→ **SHORT EXERCISE**
Return all of the data exactly as written, without the pictures.

____

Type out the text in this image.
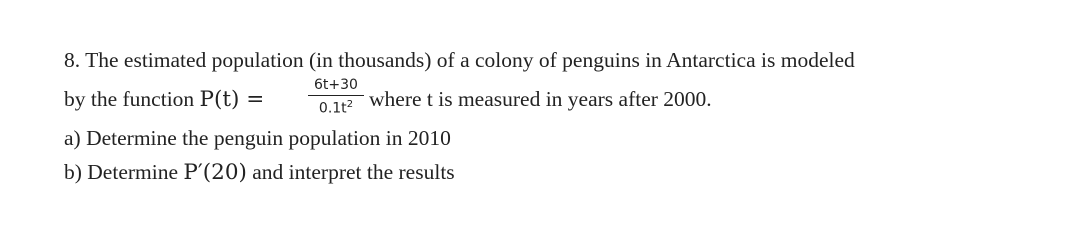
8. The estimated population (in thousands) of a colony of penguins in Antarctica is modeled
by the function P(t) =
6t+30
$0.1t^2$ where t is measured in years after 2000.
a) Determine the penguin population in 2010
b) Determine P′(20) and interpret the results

____

→ **THE SOLUTION**
Type out the text in this image.
8. The estimated population (in thousands) of a colony of penguins in Antarctica is modeled
by the function P(t) =
6t+30
$0.1t^2$ where t is measured in years after 2000.
a) Determine the penguin population in 2010
b) Determine P′(20) and interpret the results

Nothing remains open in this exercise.